Listing ->
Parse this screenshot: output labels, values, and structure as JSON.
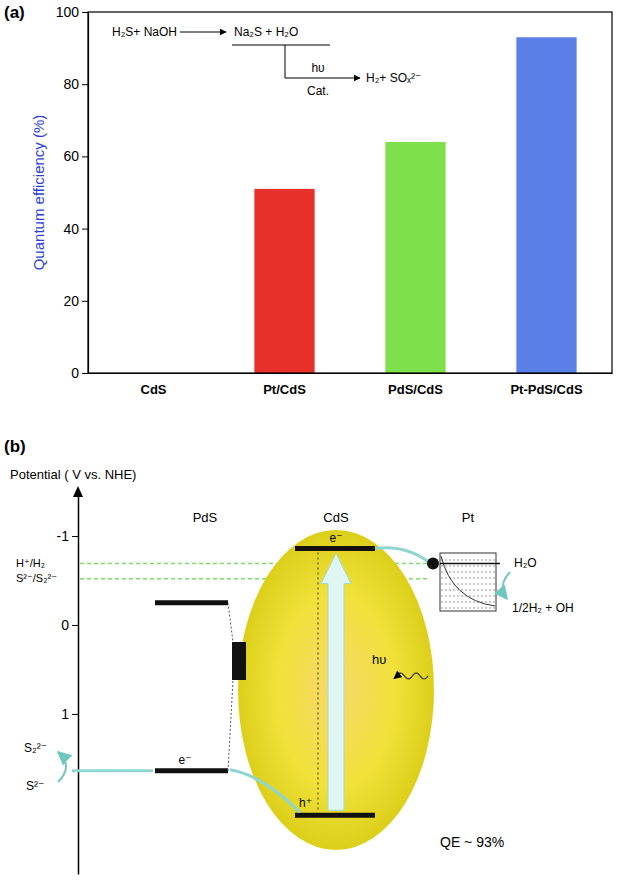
{
  "chart_data": {
    "type": "bar",
    "panel_label": "(a)",
    "y_label": "Quantum efficiency (%)",
    "annotations": [
      "H₂S+ NaOH",
      "Na₂S + H₂O",
      "hυ",
      "Cat.",
      "H₂+ SOₓ²⁻"
    ],
    "categories": [
      "CdS",
      "Pt/CdS",
      "PdS/CdS",
      "Pt-PdS/CdS"
    ],
    "values": [
      0,
      51,
      64,
      93
    ],
    "colors": [
      "#e8302a",
      "#e8302a",
      "#7ee04a",
      "#5a7fe6"
    ],
    "ylim": [
      0,
      100
    ],
    "yticks": [
      0,
      20,
      40,
      60,
      80,
      100
    ]
  },
  "diagram": {
    "panel_label": "(b)",
    "axis_title": "Potential ( V vs. NHE)",
    "ylim": [
      -1.45,
      2.8
    ],
    "yticks": [
      -1,
      0,
      1
    ],
    "redox": [
      {
        "label": "H⁺/H₂",
        "value": -0.69
      },
      {
        "label": "S²⁻/S₂²⁻",
        "value": -0.52
      }
    ],
    "materials": [
      {
        "name": "PdS",
        "cb": -0.25,
        "vb": 1.64
      },
      {
        "name": "CdS",
        "cb": -0.86,
        "vb": 2.14
      },
      {
        "name": "Pt",
        "level": -0.69
      }
    ],
    "labels": {
      "cb_electron": "e⁻",
      "pds_electron": "e⁻",
      "hole": "h⁺",
      "light": "hυ",
      "water": "H₂O",
      "hydrogen": "1/2H₂ + OH",
      "disulfide": "S₂²⁻",
      "sulfide": "S²⁻",
      "quantum_efficiency": "QE ~ 93%"
    }
  }
}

Given task -> Omit the pictures, then quote the rest of the material above exactly.

The answer ->
Parse this screenshot: output labels, values, and structure as JSON.
{
  "chart_data": {
    "type": "bar",
    "panel_label": "(a)",
    "y_label": "Quantum efficiency (%)",
    "annotations": [
      "H₂S+ NaOH",
      "Na₂S + H₂O",
      "hυ",
      "Cat.",
      "H₂+ SOₓ²⁻"
    ],
    "categories": [
      "CdS",
      "Pt/CdS",
      "PdS/CdS",
      "Pt-PdS/CdS"
    ],
    "values": [
      0,
      51,
      64,
      93
    ],
    "colors": [
      "#e8302a",
      "#e8302a",
      "#7ee04a",
      "#5a7fe6"
    ],
    "ylim": [
      0,
      100
    ],
    "yticks": [
      0,
      20,
      40,
      60,
      80,
      100
    ]
  },
  "diagram": {
    "panel_label": "(b)",
    "axis_title": "Potential ( V vs. NHE)",
    "ylim": [
      -1.45,
      2.8
    ],
    "yticks": [
      -1,
      0,
      1
    ],
    "redox": [
      {
        "label": "H⁺/H₂",
        "value": -0.69
      },
      {
        "label": "S²⁻/S₂²⁻",
        "value": -0.52
      }
    ],
    "materials": [
      {
        "name": "PdS",
        "cb": -0.25,
        "vb": 1.64
      },
      {
        "name": "CdS",
        "cb": -0.86,
        "vb": 2.14
      },
      {
        "name": "Pt",
        "level": -0.69
      }
    ],
    "labels": {
      "cb_electron": "e⁻",
      "pds_electron": "e⁻",
      "hole": "h⁺",
      "light": "hυ",
      "water": "H₂O",
      "hydrogen": "1/2H₂ + OH",
      "disulfide": "S₂²⁻",
      "sulfide": "S²⁻",
      "quantum_efficiency": "QE ~ 93%"
    }
  }
}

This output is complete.